### Problem description
Copy each line exactly. Leave nothing out.

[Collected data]
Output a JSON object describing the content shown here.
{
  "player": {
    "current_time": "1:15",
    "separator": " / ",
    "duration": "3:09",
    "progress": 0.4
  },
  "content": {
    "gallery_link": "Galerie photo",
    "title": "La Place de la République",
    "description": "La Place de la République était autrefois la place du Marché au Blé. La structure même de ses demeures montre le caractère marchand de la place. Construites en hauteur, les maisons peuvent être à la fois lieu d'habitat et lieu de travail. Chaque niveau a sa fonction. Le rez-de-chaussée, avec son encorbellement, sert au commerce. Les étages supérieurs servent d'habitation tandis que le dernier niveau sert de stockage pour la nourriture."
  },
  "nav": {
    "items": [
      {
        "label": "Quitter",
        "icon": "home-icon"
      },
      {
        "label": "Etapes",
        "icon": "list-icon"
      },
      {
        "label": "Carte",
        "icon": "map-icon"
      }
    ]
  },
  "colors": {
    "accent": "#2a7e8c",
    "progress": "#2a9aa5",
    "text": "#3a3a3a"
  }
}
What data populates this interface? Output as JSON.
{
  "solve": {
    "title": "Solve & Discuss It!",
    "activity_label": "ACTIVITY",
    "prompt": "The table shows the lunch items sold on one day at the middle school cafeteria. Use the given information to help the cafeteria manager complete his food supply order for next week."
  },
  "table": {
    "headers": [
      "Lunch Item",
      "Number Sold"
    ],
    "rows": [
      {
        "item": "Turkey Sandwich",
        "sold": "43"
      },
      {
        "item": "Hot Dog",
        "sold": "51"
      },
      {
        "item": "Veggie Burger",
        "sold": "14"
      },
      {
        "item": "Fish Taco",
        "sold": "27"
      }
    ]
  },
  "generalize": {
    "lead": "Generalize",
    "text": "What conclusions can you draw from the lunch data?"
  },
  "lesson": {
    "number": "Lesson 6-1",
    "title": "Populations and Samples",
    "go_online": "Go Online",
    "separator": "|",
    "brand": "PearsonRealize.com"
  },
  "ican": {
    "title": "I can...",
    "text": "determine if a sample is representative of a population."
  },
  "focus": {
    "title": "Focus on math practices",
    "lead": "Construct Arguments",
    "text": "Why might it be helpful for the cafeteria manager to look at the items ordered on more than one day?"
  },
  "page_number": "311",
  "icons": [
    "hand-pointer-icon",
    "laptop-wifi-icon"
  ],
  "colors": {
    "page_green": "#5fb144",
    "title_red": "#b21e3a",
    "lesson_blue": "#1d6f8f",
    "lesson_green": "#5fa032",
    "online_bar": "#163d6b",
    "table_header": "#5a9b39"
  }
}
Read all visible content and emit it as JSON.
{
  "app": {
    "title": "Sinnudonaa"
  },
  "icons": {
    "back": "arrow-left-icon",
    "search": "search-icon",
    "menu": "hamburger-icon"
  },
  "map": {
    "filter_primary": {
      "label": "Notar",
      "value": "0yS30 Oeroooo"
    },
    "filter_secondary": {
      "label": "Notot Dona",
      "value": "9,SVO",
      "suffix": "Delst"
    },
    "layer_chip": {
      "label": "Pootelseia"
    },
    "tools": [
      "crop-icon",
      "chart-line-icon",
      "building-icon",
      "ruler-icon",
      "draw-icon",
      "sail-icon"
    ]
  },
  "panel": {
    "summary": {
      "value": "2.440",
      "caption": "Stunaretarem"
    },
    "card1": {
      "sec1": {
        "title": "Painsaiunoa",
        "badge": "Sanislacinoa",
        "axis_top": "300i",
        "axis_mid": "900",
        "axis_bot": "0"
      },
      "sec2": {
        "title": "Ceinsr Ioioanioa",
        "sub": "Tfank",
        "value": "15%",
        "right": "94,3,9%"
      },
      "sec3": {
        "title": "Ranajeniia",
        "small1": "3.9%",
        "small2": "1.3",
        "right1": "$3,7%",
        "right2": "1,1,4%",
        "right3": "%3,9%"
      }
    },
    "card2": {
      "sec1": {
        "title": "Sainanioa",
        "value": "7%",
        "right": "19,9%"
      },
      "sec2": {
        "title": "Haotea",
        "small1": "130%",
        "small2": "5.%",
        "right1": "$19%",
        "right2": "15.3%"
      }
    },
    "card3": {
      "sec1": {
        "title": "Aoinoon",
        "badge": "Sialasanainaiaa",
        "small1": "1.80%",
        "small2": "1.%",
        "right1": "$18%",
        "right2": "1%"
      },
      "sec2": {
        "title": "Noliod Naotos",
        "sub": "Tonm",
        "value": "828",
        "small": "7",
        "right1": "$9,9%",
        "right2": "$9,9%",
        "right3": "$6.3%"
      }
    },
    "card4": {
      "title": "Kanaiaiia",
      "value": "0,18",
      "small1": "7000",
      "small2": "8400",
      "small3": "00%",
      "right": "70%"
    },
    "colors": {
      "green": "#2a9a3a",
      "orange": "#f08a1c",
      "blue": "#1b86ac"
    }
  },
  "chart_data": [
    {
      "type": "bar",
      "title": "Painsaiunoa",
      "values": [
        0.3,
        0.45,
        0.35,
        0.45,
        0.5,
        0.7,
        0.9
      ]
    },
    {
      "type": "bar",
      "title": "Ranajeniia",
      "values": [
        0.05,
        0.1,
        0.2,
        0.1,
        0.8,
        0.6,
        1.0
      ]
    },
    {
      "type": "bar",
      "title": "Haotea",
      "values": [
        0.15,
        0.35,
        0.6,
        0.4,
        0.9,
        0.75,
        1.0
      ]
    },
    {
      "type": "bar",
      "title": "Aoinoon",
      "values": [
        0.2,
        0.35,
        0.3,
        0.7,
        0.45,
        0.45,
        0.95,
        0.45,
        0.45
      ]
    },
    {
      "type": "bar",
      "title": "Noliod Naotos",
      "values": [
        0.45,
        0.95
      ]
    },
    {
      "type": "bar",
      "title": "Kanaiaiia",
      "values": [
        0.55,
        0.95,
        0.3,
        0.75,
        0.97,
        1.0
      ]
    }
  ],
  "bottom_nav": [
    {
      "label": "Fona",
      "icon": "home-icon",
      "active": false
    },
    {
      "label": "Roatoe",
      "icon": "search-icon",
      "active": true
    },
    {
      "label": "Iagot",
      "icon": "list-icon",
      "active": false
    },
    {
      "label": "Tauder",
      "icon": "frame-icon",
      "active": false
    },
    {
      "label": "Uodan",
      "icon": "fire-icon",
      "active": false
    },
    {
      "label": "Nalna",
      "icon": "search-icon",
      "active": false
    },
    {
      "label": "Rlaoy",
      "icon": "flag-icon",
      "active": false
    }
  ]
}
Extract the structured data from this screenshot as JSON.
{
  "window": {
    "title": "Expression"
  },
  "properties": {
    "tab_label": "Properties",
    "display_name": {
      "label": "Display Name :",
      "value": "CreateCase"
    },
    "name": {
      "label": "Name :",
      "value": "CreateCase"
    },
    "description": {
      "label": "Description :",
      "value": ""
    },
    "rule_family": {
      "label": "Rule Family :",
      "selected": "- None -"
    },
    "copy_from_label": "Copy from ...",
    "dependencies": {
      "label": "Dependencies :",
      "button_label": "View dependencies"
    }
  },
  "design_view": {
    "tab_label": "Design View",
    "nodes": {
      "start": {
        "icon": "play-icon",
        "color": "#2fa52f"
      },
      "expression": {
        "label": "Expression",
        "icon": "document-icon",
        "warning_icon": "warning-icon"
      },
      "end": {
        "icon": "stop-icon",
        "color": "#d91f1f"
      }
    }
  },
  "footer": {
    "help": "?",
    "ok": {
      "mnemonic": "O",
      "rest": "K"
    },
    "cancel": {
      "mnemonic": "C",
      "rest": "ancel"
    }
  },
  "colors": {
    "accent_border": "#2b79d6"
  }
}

### The solution
Output a JSON object describing the content shown here.
{
  "player": {
    "current_time": "1:15",
    "separator": " / ",
    "duration": "3:09",
    "progress": 0.4
  },
  "content": {
    "gallery_link": "Galerie photo",
    "title": "La Place de la République",
    "description": "La Place de la République était autrefois la place du Marché au Blé. La structure même de ses demeures montre le caractère marchand de la place. Construites en hauteur, les maisons peuvent être à la fois lieu d'habitat et lieu de travail. Chaque niveau a sa fonction. Le rez-de-chaussée, avec son encorbellement, sert au commerce. Les étages supérieurs servent d'habitation tandis que le dernier niveau sert de stockage pour la nourriture."
  },
  "nav": {
    "items": [
      {
        "label": "Quitter",
        "icon": "home-icon"
      },
      {
        "label": "Etapes",
        "icon": "list-icon"
      },
      {
        "label": "Carte",
        "icon": "map-icon"
      }
    ]
  },
  "colors": {
    "accent": "#2a7e8c",
    "progress": "#2a9aa5",
    "text": "#3a3a3a"
  }
}
What data populates this interface? Output as JSON.
{
  "solve": {
    "title": "Solve & Discuss It!",
    "activity_label": "ACTIVITY",
    "prompt": "The table shows the lunch items sold on one day at the middle school cafeteria. Use the given information to help the cafeteria manager complete his food supply order for next week."
  },
  "table": {
    "headers": [
      "Lunch Item",
      "Number Sold"
    ],
    "rows": [
      {
        "item": "Turkey Sandwich",
        "sold": "43"
      },
      {
        "item": "Hot Dog",
        "sold": "51"
      },
      {
        "item": "Veggie Burger",
        "sold": "14"
      },
      {
        "item": "Fish Taco",
        "sold": "27"
      }
    ]
  },
  "generalize": {
    "lead": "Generalize",
    "text": "What conclusions can you draw from the lunch data?"
  },
  "lesson": {
    "number": "Lesson 6-1",
    "title": "Populations and Samples",
    "go_online": "Go Online",
    "separator": "|",
    "brand": "PearsonRealize.com"
  },
  "ican": {
    "title": "I can...",
    "text": "determine if a sample is representative of a population."
  },
  "focus": {
    "title": "Focus on math practices",
    "lead": "Construct Arguments",
    "text": "Why might it be helpful for the cafeteria manager to look at the items ordered on more than one day?"
  },
  "page_number": "311",
  "icons": [
    "hand-pointer-icon",
    "laptop-wifi-icon"
  ],
  "colors": {
    "page_green": "#5fb144",
    "title_red": "#b21e3a",
    "lesson_blue": "#1d6f8f",
    "lesson_green": "#5fa032",
    "online_bar": "#163d6b",
    "table_header": "#5a9b39"
  }
}
Read all visible content and emit it as JSON.
{
  "app": {
    "title": "Sinnudonaa"
  },
  "icons": {
    "back": "arrow-left-icon",
    "search": "search-icon",
    "menu": "hamburger-icon"
  },
  "map": {
    "filter_primary": {
      "label": "Notar",
      "value": "0yS30 Oeroooo"
    },
    "filter_secondary": {
      "label": "Notot Dona",
      "value": "9,SVO",
      "suffix": "Delst"
    },
    "layer_chip": {
      "label": "Pootelseia"
    },
    "tools": [
      "crop-icon",
      "chart-line-icon",
      "building-icon",
      "ruler-icon",
      "draw-icon",
      "sail-icon"
    ]
  },
  "panel": {
    "summary": {
      "value": "2.440",
      "caption": "Stunaretarem"
    },
    "card1": {
      "sec1": {
        "title": "Painsaiunoa",
        "badge": "Sanislacinoa",
        "axis_top": "300i",
        "axis_mid": "900",
        "axis_bot": "0"
      },
      "sec2": {
        "title": "Ceinsr Ioioanioa",
        "sub": "Tfank",
        "value": "15%",
        "right": "94,3,9%"
      },
      "sec3": {
        "title": "Ranajeniia",
        "small1": "3.9%",
        "small2": "1.3",
        "right1": "$3,7%",
        "right2": "1,1,4%",
        "right3": "%3,9%"
      }
    },
    "card2": {
      "sec1": {
        "title": "Sainanioa",
        "value": "7%",
        "right": "19,9%"
      },
      "sec2": {
        "title": "Haotea",
        "small1": "130%",
        "small2": "5.%",
        "right1": "$19%",
        "right2": "15.3%"
      }
    },
    "card3": {
      "sec1": {
        "title": "Aoinoon",
        "badge": "Sialasanainaiaa",
        "small1": "1.80%",
        "small2": "1.%",
        "right1": "$18%",
        "right2": "1%"
      },
      "sec2": {
        "title": "Noliod Naotos",
        "sub": "Tonm",
        "value": "828",
        "small": "7",
        "right1": "$9,9%",
        "right2": "$9,9%",
        "right3": "$6.3%"
      }
    },
    "card4": {
      "title": "Kanaiaiia",
      "value": "0,18",
      "small1": "7000",
      "small2": "8400",
      "small3": "00%",
      "right": "70%"
    },
    "colors": {
      "green": "#2a9a3a",
      "orange": "#f08a1c",
      "blue": "#1b86ac"
    }
  },
  "chart_data": [
    {
      "type": "bar",
      "title": "Painsaiunoa",
      "values": [
        0.3,
        0.45,
        0.35,
        0.45,
        0.5,
        0.7,
        0.9
      ]
    },
    {
      "type": "bar",
      "title": "Ranajeniia",
      "values": [
        0.05,
        0.1,
        0.2,
        0.1,
        0.8,
        0.6,
        1.0
      ]
    },
    {
      "type": "bar",
      "title": "Haotea",
      "values": [
        0.15,
        0.35,
        0.6,
        0.4,
        0.9,
        0.75,
        1.0
      ]
    },
    {
      "type": "bar",
      "title": "Aoinoon",
      "values": [
        0.2,
        0.35,
        0.3,
        0.7,
        0.45,
        0.45,
        0.95,
        0.45,
        0.45
      ]
    },
    {
      "type": "bar",
      "title": "Noliod Naotos",
      "values": [
        0.45,
        0.95
      ]
    },
    {
      "type": "bar",
      "title": "Kanaiaiia",
      "values": [
        0.55,
        0.95,
        0.3,
        0.75,
        0.97,
        1.0
      ]
    }
  ],
  "bottom_nav": [
    {
      "label": "Fona",
      "icon": "home-icon",
      "active": false
    },
    {
      "label": "Roatoe",
      "icon": "search-icon",
      "active": true
    },
    {
      "label": "Iagot",
      "icon": "list-icon",
      "active": false
    },
    {
      "label": "Tauder",
      "icon": "frame-icon",
      "active": false
    },
    {
      "label": "Uodan",
      "icon": "fire-icon",
      "active": false
    },
    {
      "label": "Nalna",
      "icon": "search-icon",
      "active": false
    },
    {
      "label": "Rlaoy",
      "icon": "flag-icon",
      "active": false
    }
  ]
}
Extract the structured data from this screenshot as JSON.
{
  "window": {
    "title": "Expression"
  },
  "properties": {
    "tab_label": "Properties",
    "display_name": {
      "label": "Display Name :",
      "value": "CreateCase"
    },
    "name": {
      "label": "Name :",
      "value": "CreateCase"
    },
    "description": {
      "label": "Description :",
      "value": ""
    },
    "rule_family": {
      "label": "Rule Family :",
      "selected": "- None -"
    },
    "copy_from_label": "Copy from ...",
    "dependencies": {
      "label": "Dependencies :",
      "button_label": "View dependencies"
    }
  },
  "design_view": {
    "tab_label": "Design View",
    "nodes": {
      "start": {
        "icon": "play-icon",
        "color": "#2fa52f"
      },
      "expression": {
        "label": "Expression",
        "icon": "document-icon",
        "warning_icon": "warning-icon"
      },
      "end": {
        "icon": "stop-icon",
        "color": "#d91f1f"
      }
    }
  },
  "footer": {
    "help": "?",
    "ok": {
      "mnemonic": "O",
      "rest": "K"
    },
    "cancel": {
      "mnemonic": "C",
      "rest": "ancel"
    }
  },
  "colors": {
    "accent_border": "#2b79d6"
  }
}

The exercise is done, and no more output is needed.